• Source records:
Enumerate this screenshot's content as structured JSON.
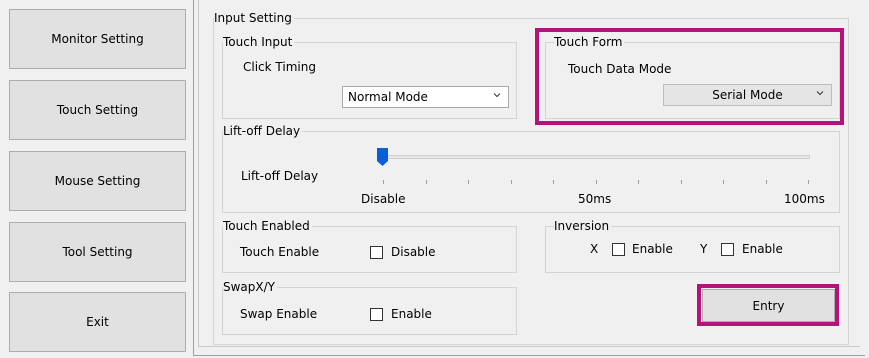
{
  "nav": {
    "monitor": "Monitor Setting",
    "touch": "Touch Setting",
    "mouse": "Mouse Setting",
    "tool": "Tool Setting",
    "exit": "Exit"
  },
  "input_setting": {
    "title": "Input Setting",
    "touch_input": {
      "title": "Touch Input",
      "click_timing_label": "Click Timing",
      "mode_value": "Normal Mode"
    },
    "touch_form": {
      "title": "Touch Form",
      "data_mode_label": "Touch Data Mode",
      "mode_value": "Serial Mode"
    }
  },
  "liftoff": {
    "title": "Lift-off Delay",
    "label": "Lift-off Delay",
    "min_label": "Disable",
    "mid_label": "50ms",
    "max_label": "100ms",
    "value_fraction": 0
  },
  "touch_enabled": {
    "title": "Touch Enabled",
    "label": "Touch Enable",
    "checkbox_label": "Disable"
  },
  "inversion": {
    "title": "Inversion",
    "x_label": "X",
    "x_checkbox_label": "Enable",
    "y_label": "Y",
    "y_checkbox_label": "Enable"
  },
  "swap": {
    "title": "SwapX/Y",
    "label": "Swap Enable",
    "checkbox_label": "Enable"
  },
  "entry_button": "Entry",
  "colors": {
    "highlight": "#b5127c",
    "slider_thumb": "#0a5fd6"
  }
}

• Exercise aim: Copy each line of the records precisely and drop any images they hold.

• Result below:
Enumerate this screenshot's content as structured JSON.
{
  "nav": {
    "monitor": "Monitor Setting",
    "touch": "Touch Setting",
    "mouse": "Mouse Setting",
    "tool": "Tool Setting",
    "exit": "Exit"
  },
  "input_setting": {
    "title": "Input Setting",
    "touch_input": {
      "title": "Touch Input",
      "click_timing_label": "Click Timing",
      "mode_value": "Normal Mode"
    },
    "touch_form": {
      "title": "Touch Form",
      "data_mode_label": "Touch Data Mode",
      "mode_value": "Serial Mode"
    }
  },
  "liftoff": {
    "title": "Lift-off Delay",
    "label": "Lift-off Delay",
    "min_label": "Disable",
    "mid_label": "50ms",
    "max_label": "100ms",
    "value_fraction": 0
  },
  "touch_enabled": {
    "title": "Touch Enabled",
    "label": "Touch Enable",
    "checkbox_label": "Disable"
  },
  "inversion": {
    "title": "Inversion",
    "x_label": "X",
    "x_checkbox_label": "Enable",
    "y_label": "Y",
    "y_checkbox_label": "Enable"
  },
  "swap": {
    "title": "SwapX/Y",
    "label": "Swap Enable",
    "checkbox_label": "Enable"
  },
  "entry_button": "Entry",
  "colors": {
    "highlight": "#b5127c",
    "slider_thumb": "#0a5fd6"
  }
}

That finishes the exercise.